What is being asked>
Below are some records. Pull every line that contains the word "规模以上工业发电量月度走势".

[Records]
* start *
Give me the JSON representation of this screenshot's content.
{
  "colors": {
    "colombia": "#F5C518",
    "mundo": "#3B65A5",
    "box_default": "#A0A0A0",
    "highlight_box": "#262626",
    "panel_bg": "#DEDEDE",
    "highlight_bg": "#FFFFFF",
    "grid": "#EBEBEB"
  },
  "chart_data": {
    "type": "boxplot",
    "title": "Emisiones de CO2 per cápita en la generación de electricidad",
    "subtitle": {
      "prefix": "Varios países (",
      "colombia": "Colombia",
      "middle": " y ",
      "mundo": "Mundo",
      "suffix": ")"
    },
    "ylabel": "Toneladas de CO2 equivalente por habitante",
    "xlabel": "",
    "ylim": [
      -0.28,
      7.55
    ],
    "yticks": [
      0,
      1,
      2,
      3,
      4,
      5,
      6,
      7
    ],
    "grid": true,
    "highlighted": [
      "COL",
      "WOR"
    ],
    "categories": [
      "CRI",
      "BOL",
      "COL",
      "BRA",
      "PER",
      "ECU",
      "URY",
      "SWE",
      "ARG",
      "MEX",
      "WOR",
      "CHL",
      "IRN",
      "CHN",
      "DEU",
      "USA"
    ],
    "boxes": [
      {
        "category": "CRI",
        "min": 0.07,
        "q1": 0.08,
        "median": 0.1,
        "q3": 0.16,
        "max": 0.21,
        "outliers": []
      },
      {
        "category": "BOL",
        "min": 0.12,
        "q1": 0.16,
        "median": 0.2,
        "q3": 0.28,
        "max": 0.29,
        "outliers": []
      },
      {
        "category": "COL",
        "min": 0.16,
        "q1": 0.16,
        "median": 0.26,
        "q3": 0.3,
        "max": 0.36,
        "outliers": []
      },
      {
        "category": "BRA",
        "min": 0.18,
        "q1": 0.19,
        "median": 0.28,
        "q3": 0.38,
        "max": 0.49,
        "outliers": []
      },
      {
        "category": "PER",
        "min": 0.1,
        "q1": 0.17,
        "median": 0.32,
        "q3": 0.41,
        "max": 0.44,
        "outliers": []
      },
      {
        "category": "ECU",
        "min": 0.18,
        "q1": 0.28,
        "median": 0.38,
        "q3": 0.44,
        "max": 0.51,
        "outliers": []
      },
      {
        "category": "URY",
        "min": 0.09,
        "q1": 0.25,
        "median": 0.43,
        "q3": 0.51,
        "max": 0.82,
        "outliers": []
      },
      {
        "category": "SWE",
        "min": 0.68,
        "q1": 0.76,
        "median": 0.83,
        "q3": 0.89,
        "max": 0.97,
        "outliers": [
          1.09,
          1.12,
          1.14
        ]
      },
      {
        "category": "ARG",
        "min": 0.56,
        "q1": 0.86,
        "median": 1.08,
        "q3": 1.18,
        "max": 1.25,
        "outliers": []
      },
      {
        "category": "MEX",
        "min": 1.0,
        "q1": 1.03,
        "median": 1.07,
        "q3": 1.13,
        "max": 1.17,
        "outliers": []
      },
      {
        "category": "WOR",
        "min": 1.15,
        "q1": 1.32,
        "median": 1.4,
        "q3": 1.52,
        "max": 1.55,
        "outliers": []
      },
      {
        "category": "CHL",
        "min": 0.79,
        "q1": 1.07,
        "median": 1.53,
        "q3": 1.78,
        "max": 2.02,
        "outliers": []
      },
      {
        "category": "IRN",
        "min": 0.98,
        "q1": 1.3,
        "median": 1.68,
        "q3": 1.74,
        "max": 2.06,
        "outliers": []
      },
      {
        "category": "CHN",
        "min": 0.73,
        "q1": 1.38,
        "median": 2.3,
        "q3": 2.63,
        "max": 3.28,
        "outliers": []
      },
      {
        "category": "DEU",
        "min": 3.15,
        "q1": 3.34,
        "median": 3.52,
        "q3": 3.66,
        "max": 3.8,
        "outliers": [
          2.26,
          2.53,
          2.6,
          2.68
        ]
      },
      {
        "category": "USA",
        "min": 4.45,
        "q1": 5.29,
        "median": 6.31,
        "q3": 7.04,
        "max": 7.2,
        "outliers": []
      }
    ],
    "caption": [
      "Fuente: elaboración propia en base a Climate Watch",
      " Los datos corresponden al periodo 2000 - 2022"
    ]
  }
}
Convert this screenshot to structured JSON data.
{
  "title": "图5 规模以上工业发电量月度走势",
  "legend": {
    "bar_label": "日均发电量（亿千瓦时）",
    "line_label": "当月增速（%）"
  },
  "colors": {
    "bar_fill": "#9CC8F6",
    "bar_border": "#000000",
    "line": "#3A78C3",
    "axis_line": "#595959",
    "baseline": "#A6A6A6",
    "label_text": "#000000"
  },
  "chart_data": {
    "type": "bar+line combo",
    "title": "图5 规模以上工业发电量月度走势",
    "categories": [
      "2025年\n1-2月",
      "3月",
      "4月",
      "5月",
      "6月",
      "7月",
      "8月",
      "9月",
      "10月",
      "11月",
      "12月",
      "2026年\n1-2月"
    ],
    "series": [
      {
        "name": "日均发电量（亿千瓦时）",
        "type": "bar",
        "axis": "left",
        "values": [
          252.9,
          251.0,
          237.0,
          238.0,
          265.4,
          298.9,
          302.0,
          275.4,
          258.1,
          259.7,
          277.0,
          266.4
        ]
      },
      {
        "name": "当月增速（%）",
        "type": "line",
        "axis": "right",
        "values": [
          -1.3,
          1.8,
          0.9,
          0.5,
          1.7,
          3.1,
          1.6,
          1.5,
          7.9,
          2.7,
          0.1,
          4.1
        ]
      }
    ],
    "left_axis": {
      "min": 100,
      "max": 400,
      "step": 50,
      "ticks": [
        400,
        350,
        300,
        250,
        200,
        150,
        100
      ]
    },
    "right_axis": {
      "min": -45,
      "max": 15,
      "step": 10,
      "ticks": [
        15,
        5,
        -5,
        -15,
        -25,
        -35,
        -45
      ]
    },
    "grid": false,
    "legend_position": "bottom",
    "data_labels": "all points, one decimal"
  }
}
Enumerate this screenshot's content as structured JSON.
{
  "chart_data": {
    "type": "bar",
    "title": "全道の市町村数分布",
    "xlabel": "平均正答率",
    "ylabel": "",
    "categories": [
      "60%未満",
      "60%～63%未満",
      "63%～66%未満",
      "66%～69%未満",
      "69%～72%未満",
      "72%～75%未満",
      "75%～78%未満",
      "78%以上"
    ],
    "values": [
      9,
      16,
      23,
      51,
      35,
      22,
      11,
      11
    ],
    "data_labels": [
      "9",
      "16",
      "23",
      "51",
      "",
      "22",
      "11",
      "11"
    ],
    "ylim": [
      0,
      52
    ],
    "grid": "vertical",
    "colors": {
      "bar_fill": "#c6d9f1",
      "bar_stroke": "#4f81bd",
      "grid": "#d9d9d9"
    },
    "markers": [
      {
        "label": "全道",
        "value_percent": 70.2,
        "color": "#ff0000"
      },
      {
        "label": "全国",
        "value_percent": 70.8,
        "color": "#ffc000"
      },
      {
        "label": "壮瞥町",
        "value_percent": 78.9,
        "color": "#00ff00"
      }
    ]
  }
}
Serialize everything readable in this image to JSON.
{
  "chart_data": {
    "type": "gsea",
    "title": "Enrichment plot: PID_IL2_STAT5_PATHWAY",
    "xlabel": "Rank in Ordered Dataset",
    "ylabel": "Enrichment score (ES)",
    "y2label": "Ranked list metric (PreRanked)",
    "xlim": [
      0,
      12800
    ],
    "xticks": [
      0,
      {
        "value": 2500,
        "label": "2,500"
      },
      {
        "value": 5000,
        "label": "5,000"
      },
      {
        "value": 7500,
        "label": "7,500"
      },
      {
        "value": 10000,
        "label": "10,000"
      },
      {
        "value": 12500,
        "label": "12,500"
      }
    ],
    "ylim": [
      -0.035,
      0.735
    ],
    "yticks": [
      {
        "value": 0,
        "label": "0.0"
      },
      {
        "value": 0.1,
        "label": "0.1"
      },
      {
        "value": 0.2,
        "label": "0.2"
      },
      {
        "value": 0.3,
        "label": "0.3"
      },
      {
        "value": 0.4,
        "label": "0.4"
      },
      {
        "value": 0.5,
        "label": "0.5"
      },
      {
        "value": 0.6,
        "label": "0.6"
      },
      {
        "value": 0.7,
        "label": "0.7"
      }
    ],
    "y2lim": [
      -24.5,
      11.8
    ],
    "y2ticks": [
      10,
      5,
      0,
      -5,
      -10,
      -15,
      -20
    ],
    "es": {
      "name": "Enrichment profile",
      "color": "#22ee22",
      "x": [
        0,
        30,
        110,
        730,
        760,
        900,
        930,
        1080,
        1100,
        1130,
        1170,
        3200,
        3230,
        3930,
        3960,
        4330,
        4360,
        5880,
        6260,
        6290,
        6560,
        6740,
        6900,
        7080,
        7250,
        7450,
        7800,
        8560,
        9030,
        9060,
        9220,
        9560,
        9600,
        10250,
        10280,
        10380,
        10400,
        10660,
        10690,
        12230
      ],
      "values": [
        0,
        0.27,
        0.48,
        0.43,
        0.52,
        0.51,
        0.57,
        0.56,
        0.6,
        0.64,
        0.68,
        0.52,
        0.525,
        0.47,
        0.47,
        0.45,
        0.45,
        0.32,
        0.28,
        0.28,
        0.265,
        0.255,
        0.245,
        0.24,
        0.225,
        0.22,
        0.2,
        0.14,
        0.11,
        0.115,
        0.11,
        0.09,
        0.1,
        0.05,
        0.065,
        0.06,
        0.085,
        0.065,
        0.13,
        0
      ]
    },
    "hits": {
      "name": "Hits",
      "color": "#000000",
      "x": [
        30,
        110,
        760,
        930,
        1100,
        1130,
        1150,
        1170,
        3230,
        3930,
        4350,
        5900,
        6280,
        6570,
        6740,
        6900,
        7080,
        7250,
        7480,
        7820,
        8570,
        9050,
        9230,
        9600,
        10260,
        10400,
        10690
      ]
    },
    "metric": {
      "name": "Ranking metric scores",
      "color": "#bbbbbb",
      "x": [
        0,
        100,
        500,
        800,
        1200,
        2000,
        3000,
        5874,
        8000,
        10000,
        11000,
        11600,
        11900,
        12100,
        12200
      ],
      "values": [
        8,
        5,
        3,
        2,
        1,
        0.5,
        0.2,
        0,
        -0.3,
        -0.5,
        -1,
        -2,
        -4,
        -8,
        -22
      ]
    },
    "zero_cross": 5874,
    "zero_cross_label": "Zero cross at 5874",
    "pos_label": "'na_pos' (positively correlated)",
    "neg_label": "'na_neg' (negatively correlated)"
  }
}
* end *
Complete response>
  "title": "图5 规模以上工业发电量月度走势",
    "title": "图5 规模以上工业发电量月度走势",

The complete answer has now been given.